One of the most extraordinary and, in its way, diverting indications of clerical morals is contained in a deed of obligation (1455) between Patrick Brown, Chaplain of the Altar of Corpus Christi, in the Church of St. Michael at Linlithgow, on one hand, and the bailies of the town on the other. The chaplain binds himself, with six sureties, not to pawn the sacred plate, books, and vestments, "to use no unreasonable excess," and "to have no continual concubine," though one unceasing mistress seems less dangerous to public peace than a system of constant mutation in amours. While some of the clergy were thus fierce and dissolute they were also, with many notable exceptions, ignorant. Their learning, except for a few devotees of the studies of the Renaissance, was the old learning. Greek they had none, nor Hebrew. Their forte lay in knowledge of the law (notaries, like Knox, were clerics) and of affairs. They could not meet students of the texts of the Old and New Testaments in dispute indeed they had no common ground. Catholics stood on the traditions developed by the Church, under the constant guidance, as was alleged, of the Holy Spirit. The new men stood on the letter of the Bible, as the sole and sufficient inspired authority. The eternal complaint is that the clergy do not preach, that the bishops are " dumb dogs." Preaching, in fact, was left almost wholly to the friars. Modern people will see no great harm in this, for the ordinary run of sermons are great deterrents of church-going. Every man ordained is not necessarily eloquent, nor even capable of the humblest literary composition. But a hunger and thirst for sermons was arising in Scotland. As the Reformation advanced they became the chief substitutes of the age for newspapers and magazines. The harangues were political, antipapal, controversial, stirring, and exciting. The friars, on the other hand, are said to have preached mainly on legends of saints and saintly miracles.
A poem of David Lyndsay, " Kitty's Confession," written probably about 1540, shows what the friends of the new ideas expected, and what the priests gave, or were said to give. The humour of Lyndsay was, of course, among the influences which diffused the modern doctrines.
" He showed me nought of God His word
Which sharper is than any sword,
Of Christ His blood nothing he knew,
Nor of His promises full true,
He bade me not to Christ be kind,
To keep His law with heart and mind,
And love and thank His great mercy,
From sin and hell that saved me.
And love my neighbour as mysel,
Of this nothing he could me tell,
But gave me penance every day,
And Ave Marie for to say,
And with a plack to buy a Mess,
From drunken Sir John Latinless."

■ **SOURCE DATA**
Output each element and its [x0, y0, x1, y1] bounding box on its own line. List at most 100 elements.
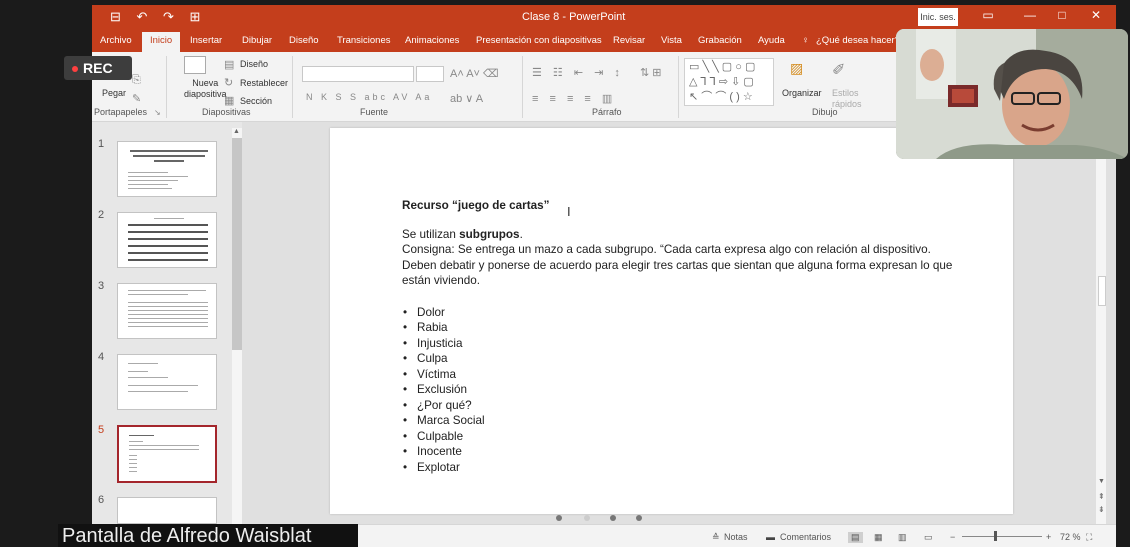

■ **PROBLEMS TO WORK ON**
(a) In the passage on Scottish clergy, what year is given for Patrick Brown's deed of obligation with the bailies of Linlithgow?
(b) Pull out everything from "A poem of David" down to "the modern doctrines." in the passage on Scottish clergy, word for word.
The data come from a source unrelated to the text.

■ **SOLVED TASKS**
(a) 1455

(b)
A poem of David Lyndsay, " Kitty's Confession," written probably about 1540, shows what the friends of the new ideas expected, and what the priests gave, or were said to give. The humour of Lyndsay was, of course, among the influences which diffused the modern doctrines.